Problem to work on
Count every line that holds the string "modu", and report the number alone.

--------

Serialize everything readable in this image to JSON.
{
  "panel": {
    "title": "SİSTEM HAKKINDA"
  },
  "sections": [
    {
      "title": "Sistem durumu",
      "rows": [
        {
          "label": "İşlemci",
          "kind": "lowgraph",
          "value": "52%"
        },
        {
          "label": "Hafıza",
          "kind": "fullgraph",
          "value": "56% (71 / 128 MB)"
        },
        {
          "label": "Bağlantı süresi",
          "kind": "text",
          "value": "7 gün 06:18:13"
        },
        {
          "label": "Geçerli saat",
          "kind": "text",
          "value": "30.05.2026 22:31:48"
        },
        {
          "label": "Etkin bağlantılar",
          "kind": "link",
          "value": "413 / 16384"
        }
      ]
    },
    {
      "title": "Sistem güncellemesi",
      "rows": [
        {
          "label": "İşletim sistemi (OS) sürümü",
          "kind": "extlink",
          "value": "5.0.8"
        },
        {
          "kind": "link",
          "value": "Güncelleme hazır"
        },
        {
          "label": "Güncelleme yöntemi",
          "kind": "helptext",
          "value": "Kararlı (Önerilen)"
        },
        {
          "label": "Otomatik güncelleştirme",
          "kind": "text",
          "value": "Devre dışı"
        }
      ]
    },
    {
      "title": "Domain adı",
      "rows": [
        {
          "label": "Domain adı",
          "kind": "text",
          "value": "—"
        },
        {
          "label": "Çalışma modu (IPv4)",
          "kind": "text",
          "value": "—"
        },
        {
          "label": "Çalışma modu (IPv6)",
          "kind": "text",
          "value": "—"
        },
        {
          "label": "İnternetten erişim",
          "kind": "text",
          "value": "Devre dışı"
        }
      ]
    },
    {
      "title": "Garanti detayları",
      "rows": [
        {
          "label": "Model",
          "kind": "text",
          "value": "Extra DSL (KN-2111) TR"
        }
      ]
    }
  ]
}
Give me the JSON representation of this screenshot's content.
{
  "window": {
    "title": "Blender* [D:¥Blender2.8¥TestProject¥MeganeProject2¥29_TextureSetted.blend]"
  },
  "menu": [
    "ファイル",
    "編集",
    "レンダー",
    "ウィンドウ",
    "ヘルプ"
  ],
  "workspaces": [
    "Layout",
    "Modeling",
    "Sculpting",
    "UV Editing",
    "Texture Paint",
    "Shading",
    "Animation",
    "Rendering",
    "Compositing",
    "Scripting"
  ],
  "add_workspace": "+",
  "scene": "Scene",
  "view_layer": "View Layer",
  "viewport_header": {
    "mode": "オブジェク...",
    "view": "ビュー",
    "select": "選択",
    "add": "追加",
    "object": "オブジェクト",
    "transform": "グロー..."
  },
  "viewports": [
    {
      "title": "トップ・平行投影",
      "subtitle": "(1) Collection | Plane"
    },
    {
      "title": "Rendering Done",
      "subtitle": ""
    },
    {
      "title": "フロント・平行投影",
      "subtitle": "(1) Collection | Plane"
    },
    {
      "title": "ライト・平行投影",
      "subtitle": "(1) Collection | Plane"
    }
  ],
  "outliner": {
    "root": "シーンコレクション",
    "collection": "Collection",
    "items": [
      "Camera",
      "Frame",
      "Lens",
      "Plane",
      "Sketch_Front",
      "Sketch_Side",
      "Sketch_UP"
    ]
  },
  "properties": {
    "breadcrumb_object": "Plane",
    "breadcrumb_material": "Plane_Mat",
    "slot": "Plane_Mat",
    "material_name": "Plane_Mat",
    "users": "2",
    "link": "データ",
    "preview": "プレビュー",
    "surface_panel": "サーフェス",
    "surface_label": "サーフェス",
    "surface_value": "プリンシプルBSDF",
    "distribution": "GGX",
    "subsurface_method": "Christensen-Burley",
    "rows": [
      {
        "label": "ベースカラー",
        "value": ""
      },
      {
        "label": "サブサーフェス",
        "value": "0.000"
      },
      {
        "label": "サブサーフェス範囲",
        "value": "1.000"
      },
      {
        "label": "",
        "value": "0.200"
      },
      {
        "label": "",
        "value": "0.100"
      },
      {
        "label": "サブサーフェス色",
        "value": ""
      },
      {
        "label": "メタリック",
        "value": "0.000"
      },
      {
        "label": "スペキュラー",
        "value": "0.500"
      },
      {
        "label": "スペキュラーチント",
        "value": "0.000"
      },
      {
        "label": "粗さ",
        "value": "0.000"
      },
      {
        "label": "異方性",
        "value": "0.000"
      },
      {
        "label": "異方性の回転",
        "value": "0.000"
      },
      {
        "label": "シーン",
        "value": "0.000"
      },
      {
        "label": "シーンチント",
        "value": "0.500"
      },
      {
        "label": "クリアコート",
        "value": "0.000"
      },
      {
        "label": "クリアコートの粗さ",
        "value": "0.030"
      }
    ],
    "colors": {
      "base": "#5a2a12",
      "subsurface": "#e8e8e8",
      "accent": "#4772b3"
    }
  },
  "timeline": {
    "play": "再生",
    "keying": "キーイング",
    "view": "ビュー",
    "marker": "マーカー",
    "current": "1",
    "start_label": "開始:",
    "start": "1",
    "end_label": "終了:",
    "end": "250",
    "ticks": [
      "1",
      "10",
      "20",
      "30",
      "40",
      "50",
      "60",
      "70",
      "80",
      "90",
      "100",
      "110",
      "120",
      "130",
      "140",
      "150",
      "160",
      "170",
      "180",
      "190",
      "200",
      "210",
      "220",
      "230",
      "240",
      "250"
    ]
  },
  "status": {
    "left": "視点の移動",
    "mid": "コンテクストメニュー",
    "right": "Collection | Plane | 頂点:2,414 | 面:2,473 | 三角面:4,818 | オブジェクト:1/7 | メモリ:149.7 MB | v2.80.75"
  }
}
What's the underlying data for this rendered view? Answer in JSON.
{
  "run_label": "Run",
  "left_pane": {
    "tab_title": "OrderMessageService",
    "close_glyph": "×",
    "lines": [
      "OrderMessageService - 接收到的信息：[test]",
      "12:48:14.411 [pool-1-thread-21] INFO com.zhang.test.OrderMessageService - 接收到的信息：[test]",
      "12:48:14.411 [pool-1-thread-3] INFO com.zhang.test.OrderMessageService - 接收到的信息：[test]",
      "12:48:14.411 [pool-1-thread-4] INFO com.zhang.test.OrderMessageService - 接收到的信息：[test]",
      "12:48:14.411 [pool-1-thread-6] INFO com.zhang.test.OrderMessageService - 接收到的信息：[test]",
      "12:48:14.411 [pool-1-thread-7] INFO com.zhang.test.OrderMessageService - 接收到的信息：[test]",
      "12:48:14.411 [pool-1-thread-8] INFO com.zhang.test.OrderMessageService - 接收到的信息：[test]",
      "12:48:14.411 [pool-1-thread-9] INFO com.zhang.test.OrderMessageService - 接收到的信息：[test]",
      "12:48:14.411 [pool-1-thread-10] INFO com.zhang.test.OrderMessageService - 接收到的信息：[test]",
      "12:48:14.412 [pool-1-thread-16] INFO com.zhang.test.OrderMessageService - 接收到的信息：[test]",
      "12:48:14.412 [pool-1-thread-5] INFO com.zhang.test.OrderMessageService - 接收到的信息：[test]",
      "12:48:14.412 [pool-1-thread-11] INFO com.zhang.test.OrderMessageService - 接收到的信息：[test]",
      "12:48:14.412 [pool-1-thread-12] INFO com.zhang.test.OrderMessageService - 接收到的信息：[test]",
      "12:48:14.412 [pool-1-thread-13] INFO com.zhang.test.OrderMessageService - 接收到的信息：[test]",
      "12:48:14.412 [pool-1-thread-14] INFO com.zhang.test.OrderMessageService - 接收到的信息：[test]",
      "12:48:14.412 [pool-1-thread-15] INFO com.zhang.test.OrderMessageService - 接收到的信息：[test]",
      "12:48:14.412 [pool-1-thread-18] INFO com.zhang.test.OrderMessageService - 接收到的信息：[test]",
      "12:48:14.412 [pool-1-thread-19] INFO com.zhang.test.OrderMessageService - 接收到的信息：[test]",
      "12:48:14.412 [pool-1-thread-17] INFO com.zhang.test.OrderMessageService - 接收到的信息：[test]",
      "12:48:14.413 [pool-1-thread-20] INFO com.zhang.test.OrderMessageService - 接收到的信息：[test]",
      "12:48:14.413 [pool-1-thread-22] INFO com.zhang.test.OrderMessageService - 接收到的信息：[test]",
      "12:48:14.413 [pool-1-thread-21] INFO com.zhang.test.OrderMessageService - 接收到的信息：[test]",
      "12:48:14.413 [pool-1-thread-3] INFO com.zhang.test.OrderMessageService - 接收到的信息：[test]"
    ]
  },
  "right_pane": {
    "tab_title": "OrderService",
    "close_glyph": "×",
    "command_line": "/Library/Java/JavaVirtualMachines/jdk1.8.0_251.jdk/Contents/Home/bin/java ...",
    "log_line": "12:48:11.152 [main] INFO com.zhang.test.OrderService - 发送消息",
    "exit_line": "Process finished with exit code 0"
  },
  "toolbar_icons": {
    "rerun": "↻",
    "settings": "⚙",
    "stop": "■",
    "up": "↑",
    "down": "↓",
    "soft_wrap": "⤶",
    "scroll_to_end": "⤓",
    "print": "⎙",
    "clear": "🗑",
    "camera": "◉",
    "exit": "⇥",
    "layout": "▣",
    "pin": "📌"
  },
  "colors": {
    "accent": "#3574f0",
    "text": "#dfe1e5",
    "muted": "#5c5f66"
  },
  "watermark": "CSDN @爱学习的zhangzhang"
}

--------

Completed task
2